# YOUR ASSIGNMENT:
Write out the NSAID passage again, starting with "Non-Steroidal Anti-Inflammatory Drugs" and going on through "and kidney [3, 4].", and swap "protective" for "shielding".

# PAGE EXTRACT:
*** Block opens ***

Non-Steroidal Anti-Inflammatory Drugs (NSAIDs) inhibit PG synthesis by decreasing the activity of the cyclooxygenase (COX) enzyme. Researchers discovered that the COX enzyme exists as two separate entities, cyclooxygenase-1 (COX-1) and cyclooxygenase-2 (COX-2). COX-1 synthesizes protective PGs, which preserve the integrity of the stomach lining and maintain normal renal function in a compromised kidney. COX-2 is induced by proinflammatory cytokines and growth of the factors, which implies that COX-2 plays a role in both inflammation and control of cell growth. The discovery of COX-2 has made it possible for researchers to design drugs that reduce inflammation without removing the protective PGs of the stomach and kidney [3, 4].
A variety of approaches have been suggested for the management of interappointment pain. These approaches include occlusion reduction, prescription of analgesics; also, the use of steroidal and inflammatory response should be considered for the prevention and control of post-endodontic pain. Therefore, systematic drugs have been used to reduce the severity of post-treatment pain. However, a definitive anti-inflammatory protocol to prevent and control the occurrence of post-endodontic pain has not yet been established [5-7].
In comparison to repeated doses during the postoperative period, a preoperative single oral dose of NSAIDs can modulate the release of inflammatory mediators and reduce the occurrence of side effects. The maximum benefit of the anti-inflammatory is obtained when therapeutic levels are achieved before tissue manipulation.
Celecoxib is the NSAIDs that have been proved to be an effective analgesic for osteoarthritis, rheumatoid arthritis, juvenile rheumatoid arthritis, ankylosis spondylitis, primary dysmenorrhea, and acute pain in adults [2, 5]. Celecoxib has been proved to have a high affinity to block the COX-2 enzyme [8]. Celecoxib (brand names of Celebrex, Celebra, and Onsenal) was one of the first of the new generation of NSAIDs known as selective COX-2 inhibitors or “coxibs” and Celebrex® is currently licensed for the relief of osteoarthritis and rheumatoid arthritis pain in many countries around the world including the United Kingdom and the United States of America. 
It is available by prescription only in many countries in 50 mg, 100 mg, 200 mg, or 400 mg capsules, but the generic formulation is available in some parts of Asia and the Far East where patents have expired. In acute painful conditions, such as postoperative pain, sometimes up to 400 mg as a single or starting dose is prescribed [9]. No clinical trials have been carried in dentistry to compare celecoxib and Celebrex. The purpose of this study was to clinically evaluate the effectiveness of either prophylactic celecoxib (Shimidaroo) or Celebrex (Pfizer) in reducing postendodontic pain compared with placebo.

*** Block closes ***

# MATERIAL SUPPLIED:
*** Block opens ***

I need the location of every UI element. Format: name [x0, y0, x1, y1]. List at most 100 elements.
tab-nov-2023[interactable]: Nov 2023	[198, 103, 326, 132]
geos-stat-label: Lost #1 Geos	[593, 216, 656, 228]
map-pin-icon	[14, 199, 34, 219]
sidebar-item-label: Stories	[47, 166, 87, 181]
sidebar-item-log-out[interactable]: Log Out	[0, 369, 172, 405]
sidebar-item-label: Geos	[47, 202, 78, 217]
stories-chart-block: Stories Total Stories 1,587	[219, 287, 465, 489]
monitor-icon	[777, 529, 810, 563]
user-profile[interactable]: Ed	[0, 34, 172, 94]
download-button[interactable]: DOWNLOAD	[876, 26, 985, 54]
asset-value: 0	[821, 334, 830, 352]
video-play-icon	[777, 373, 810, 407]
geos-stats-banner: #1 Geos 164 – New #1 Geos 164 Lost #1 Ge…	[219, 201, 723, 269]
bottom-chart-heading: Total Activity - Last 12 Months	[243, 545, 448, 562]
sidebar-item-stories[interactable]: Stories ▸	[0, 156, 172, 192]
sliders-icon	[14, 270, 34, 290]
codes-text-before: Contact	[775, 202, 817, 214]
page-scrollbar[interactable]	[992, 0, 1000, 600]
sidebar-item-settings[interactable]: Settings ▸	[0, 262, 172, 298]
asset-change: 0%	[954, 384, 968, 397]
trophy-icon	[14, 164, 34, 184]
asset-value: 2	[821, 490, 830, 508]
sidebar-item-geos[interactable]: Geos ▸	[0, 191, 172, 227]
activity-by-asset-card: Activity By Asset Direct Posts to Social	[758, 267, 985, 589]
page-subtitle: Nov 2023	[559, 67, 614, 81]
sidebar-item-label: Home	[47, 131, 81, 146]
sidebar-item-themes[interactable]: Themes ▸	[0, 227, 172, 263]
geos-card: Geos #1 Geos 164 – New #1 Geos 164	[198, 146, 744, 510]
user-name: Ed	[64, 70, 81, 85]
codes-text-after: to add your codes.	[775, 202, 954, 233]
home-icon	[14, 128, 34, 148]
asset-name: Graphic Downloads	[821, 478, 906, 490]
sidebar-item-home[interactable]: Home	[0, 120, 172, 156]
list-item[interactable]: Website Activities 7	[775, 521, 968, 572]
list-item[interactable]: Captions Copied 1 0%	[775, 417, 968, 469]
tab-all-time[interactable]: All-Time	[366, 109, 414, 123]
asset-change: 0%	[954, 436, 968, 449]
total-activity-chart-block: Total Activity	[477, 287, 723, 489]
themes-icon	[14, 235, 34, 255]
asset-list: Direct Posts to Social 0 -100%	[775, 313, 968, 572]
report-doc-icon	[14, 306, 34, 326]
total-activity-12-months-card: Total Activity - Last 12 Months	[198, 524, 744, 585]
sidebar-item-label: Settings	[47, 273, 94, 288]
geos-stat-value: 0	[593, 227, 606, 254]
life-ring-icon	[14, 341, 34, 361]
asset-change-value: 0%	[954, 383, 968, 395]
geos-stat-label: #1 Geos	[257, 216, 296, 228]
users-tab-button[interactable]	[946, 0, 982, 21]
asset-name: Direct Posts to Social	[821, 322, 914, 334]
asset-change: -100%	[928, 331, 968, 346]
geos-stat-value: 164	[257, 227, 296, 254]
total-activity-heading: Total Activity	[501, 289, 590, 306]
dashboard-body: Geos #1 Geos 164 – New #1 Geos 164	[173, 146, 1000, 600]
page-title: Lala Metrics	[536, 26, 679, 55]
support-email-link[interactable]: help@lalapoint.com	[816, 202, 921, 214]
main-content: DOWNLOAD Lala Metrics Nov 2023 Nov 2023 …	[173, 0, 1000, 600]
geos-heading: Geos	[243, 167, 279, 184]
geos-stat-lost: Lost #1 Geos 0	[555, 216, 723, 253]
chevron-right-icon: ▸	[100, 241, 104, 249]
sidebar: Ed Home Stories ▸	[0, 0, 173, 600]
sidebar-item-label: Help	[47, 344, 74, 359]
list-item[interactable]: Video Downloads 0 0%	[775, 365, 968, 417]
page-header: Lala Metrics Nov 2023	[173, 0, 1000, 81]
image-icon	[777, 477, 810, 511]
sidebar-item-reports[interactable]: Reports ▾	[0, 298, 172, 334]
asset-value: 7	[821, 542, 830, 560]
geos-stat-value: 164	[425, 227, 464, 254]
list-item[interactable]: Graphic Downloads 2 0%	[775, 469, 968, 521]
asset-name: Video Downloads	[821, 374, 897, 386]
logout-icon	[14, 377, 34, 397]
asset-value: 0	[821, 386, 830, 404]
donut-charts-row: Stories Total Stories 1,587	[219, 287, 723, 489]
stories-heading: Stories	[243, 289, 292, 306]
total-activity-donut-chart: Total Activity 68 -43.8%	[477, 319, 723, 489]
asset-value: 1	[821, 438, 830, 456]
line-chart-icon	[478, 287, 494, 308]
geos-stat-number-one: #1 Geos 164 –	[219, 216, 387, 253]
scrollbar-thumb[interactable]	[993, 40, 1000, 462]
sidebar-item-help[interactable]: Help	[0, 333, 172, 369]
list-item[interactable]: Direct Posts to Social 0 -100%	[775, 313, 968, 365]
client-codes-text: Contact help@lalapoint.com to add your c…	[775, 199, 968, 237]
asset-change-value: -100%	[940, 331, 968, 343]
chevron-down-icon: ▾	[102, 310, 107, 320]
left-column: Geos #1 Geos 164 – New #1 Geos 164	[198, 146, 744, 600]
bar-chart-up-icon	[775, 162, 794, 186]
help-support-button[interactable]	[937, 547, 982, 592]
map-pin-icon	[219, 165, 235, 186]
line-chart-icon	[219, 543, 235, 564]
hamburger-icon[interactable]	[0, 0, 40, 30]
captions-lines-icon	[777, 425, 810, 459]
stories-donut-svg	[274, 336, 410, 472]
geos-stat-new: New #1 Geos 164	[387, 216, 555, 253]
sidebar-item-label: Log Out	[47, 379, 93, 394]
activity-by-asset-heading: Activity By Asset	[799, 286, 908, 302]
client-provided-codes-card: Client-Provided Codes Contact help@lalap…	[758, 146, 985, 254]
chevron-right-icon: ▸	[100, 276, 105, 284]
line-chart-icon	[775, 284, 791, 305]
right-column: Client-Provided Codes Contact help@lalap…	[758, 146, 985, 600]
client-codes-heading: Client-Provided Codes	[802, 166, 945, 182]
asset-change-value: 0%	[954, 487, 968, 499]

*** Block closes ***

# SOLUTION FOR THIS TASK:
Non-Steroidal Anti-Inflammatory Drugs (NSAIDs) inhibit PG synthesis by decreasing the activity of the cyclooxygenase (COX) enzyme. Researchers discovered that the COX enzyme exists as two separate entities, cyclooxygenase-1 (COX-1) and cyclooxygenase-2 (COX-2). COX-1 synthesizes shielding PGs, which preserve the integrity of the stomach lining and maintain normal renal function in a compromised kidney. COX-2 is induced by proinflammatory cytokines and growth of the factors, which implies that COX-2 plays a role in both inflammation and control of cell growth. The discovery of COX-2 has made it possible for researchers to design drugs that reduce inflammation without removing the shielding PGs of the stomach and kidney [3, 4].